Set exercise: Return the count of lines that mention "size", with no other words.

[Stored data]
------------
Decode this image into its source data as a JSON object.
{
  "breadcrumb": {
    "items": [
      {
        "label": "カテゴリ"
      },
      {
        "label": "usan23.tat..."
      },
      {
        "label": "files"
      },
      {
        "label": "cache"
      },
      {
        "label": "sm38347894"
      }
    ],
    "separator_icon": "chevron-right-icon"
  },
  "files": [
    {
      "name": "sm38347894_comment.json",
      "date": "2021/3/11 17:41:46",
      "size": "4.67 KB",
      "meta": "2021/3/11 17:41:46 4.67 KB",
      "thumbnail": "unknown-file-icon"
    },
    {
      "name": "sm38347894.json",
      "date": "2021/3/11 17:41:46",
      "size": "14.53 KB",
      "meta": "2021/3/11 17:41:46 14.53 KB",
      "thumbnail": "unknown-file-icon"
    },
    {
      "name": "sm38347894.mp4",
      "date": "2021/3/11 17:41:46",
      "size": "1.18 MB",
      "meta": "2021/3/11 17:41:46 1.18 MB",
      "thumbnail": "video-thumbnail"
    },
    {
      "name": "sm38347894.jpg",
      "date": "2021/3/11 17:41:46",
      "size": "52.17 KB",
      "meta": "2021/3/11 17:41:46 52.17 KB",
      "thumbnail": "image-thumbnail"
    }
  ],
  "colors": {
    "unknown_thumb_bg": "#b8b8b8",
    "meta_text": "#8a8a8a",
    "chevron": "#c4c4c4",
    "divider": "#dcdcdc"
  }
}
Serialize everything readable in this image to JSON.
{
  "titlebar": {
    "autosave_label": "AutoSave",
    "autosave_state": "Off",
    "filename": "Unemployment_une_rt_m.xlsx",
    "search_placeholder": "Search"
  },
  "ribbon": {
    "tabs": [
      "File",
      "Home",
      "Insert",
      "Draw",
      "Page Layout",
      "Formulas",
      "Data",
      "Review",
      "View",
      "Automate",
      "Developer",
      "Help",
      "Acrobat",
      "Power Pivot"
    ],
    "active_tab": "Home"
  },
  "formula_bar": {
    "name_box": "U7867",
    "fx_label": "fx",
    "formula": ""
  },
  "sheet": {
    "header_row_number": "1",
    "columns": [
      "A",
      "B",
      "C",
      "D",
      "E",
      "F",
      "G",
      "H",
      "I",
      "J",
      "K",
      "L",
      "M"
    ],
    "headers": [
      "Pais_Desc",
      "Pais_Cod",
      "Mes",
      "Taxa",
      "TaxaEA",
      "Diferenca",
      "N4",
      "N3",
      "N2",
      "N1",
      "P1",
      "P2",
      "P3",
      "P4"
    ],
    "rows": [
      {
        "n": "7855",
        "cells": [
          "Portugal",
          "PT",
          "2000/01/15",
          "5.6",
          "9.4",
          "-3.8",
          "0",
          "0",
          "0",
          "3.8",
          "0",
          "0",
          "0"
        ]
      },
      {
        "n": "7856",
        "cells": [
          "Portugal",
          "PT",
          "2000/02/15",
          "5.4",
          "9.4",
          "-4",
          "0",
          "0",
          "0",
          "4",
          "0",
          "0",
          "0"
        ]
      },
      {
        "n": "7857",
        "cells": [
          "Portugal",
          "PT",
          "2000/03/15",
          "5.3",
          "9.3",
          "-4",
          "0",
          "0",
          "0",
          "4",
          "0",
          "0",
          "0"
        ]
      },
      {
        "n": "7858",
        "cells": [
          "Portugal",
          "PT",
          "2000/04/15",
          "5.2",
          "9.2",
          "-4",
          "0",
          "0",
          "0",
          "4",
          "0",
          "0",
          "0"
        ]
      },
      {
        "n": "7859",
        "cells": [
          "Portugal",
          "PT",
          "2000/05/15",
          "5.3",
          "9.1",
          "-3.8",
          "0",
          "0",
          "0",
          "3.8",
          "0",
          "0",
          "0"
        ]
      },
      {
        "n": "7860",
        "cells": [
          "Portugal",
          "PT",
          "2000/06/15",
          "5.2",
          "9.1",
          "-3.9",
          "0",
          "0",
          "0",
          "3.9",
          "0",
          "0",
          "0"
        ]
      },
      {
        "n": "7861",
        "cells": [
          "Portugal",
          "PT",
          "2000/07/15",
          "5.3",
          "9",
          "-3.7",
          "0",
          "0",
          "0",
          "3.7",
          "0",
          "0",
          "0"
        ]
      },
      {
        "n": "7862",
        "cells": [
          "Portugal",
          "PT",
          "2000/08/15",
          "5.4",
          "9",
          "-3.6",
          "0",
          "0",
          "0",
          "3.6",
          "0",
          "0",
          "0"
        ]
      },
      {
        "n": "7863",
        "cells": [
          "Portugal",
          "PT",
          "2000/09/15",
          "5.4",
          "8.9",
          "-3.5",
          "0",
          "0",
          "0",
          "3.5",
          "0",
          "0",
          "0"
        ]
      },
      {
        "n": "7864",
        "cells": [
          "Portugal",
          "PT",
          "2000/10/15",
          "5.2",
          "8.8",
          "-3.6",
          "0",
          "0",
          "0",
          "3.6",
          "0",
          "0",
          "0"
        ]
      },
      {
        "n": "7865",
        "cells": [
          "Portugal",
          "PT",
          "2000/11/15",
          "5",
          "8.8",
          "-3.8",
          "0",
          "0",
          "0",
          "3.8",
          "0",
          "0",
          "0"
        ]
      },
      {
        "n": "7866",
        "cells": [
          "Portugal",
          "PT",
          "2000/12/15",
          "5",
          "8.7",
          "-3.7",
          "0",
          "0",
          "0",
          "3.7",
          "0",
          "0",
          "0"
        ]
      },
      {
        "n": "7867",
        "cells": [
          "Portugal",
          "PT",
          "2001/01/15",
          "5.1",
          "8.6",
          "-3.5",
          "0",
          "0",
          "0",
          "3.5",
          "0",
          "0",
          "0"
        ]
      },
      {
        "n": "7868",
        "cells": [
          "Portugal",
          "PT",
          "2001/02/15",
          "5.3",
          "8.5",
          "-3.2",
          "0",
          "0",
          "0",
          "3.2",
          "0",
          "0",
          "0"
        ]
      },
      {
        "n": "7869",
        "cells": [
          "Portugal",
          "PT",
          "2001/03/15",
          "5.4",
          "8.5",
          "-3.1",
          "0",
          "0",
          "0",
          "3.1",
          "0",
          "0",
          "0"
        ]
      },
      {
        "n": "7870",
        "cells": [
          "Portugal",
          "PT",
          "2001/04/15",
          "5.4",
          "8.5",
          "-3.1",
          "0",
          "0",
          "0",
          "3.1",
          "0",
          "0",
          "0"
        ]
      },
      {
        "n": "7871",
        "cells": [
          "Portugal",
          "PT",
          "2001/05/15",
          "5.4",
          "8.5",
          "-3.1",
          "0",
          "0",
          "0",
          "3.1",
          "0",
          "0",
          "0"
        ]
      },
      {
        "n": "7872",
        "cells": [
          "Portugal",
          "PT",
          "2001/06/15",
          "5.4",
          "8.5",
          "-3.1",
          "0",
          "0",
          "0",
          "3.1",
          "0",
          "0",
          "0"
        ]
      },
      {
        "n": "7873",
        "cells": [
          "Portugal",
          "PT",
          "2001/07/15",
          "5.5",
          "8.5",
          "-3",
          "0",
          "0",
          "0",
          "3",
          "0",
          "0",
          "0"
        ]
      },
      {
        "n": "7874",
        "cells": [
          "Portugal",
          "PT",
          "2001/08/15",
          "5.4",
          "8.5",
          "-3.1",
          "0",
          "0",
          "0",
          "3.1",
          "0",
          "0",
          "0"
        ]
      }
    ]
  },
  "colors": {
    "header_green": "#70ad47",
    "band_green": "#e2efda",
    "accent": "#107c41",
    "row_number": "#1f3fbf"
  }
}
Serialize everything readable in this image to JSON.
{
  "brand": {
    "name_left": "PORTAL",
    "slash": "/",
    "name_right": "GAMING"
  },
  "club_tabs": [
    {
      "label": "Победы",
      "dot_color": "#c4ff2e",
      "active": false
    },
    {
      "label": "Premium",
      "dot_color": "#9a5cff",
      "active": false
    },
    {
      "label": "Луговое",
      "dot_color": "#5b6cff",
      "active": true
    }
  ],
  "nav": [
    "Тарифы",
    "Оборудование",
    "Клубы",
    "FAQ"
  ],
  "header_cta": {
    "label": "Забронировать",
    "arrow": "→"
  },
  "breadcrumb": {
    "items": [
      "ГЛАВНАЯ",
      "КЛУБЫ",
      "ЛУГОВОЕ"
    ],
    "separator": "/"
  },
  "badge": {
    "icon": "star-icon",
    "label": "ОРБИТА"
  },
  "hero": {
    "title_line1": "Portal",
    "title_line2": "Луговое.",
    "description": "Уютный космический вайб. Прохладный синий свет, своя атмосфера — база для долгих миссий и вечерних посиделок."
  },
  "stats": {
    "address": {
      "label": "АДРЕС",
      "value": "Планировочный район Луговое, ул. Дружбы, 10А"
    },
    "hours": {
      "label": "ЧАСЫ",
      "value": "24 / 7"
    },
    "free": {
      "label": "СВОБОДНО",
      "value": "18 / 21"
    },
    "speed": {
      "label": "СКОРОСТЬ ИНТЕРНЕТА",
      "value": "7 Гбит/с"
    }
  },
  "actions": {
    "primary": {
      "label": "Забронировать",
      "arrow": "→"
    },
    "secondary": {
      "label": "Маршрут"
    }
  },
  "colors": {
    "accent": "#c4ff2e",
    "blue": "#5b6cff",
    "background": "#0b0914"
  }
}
------------
Task answer: 4